┌────────

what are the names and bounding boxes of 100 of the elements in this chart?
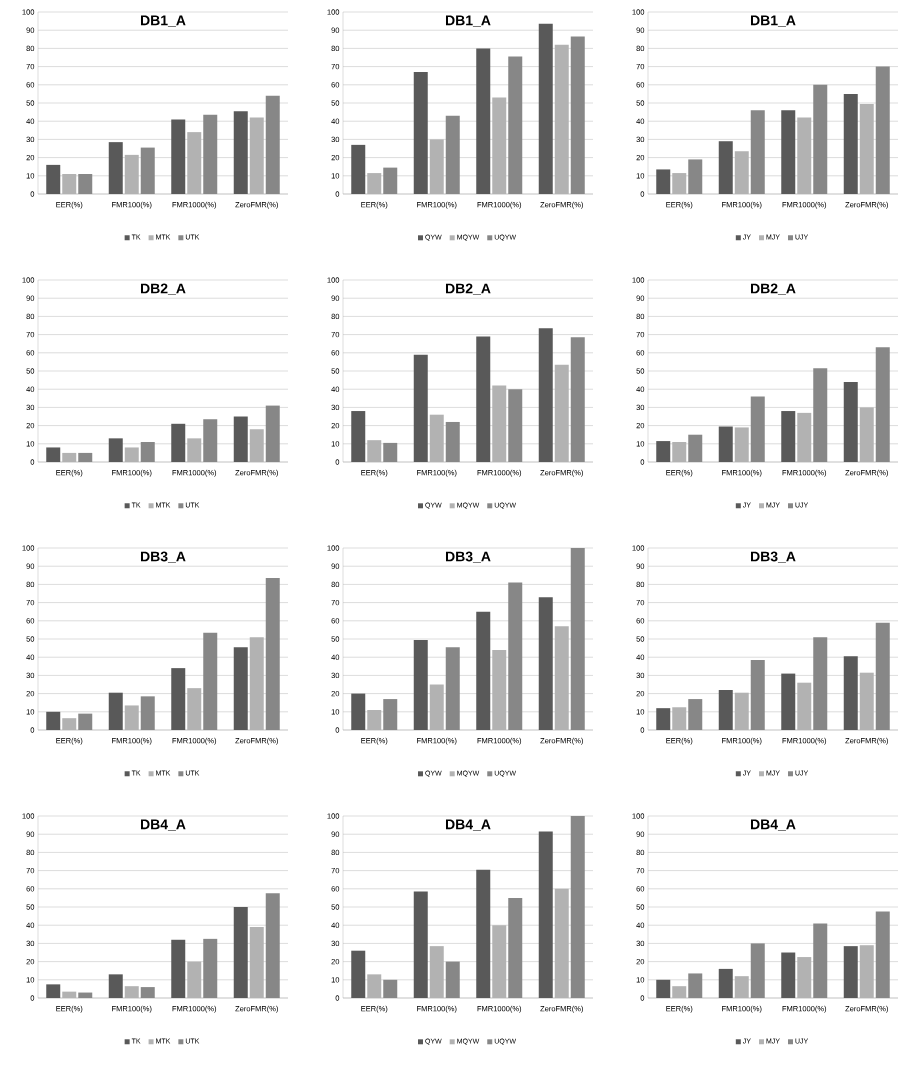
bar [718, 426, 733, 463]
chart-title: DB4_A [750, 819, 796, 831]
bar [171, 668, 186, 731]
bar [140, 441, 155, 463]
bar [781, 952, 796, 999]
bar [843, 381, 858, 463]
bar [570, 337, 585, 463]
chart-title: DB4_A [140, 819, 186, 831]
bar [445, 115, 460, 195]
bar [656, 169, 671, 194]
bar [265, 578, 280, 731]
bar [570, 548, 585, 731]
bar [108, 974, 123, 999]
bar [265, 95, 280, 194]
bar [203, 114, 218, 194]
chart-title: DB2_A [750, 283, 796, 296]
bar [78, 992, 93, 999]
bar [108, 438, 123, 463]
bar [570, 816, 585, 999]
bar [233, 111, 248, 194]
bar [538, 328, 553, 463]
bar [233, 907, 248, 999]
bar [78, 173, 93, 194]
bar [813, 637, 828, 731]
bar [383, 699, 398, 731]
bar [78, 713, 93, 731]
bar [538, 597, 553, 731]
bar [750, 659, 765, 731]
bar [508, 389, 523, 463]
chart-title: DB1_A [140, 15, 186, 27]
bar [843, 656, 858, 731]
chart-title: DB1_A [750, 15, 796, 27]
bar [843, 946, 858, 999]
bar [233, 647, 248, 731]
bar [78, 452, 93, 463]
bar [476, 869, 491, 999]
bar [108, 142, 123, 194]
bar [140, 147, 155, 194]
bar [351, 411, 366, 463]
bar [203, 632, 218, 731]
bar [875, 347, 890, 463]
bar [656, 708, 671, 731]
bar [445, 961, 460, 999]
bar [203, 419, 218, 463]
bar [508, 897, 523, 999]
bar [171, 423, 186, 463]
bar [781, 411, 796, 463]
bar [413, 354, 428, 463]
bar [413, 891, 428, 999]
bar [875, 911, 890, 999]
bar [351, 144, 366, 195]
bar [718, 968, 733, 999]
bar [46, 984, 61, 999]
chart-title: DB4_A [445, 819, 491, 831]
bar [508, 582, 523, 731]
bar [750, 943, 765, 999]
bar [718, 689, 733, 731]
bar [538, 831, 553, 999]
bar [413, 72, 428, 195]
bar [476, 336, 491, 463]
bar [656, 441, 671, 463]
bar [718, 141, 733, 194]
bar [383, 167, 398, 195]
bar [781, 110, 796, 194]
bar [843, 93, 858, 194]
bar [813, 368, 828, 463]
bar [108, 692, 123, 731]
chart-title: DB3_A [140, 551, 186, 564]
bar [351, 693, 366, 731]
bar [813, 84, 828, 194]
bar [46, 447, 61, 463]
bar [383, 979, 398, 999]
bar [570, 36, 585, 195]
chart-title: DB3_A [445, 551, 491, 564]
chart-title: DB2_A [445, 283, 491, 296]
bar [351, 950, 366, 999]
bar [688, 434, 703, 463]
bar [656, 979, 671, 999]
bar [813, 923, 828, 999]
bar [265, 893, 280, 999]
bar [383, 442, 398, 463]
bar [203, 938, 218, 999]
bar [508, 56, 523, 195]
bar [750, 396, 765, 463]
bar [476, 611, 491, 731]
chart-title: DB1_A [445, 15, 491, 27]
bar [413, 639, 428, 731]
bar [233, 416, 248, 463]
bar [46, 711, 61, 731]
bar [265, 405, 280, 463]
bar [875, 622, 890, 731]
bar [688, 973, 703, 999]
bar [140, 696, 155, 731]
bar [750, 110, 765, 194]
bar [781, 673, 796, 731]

└────────

EXERCISE PROMPT:
Gather every line in the items above that contains the word "title".

OUTPUT FOR THIS TASK:
chart-title: DB4_A [750, 819, 796, 831]
chart-title: DB4_A [140, 819, 186, 831]
chart-title: DB2_A [750, 283, 796, 296]
chart-title: DB1_A [140, 15, 186, 27]
chart-title: DB1_A [750, 15, 796, 27]
chart-title: DB4_A [445, 819, 491, 831]
chart-title: DB3_A [140, 551, 186, 564]
chart-title: DB3_A [445, 551, 491, 564]
chart-title: DB2_A [445, 283, 491, 296]
chart-title: DB1_A [445, 15, 491, 27]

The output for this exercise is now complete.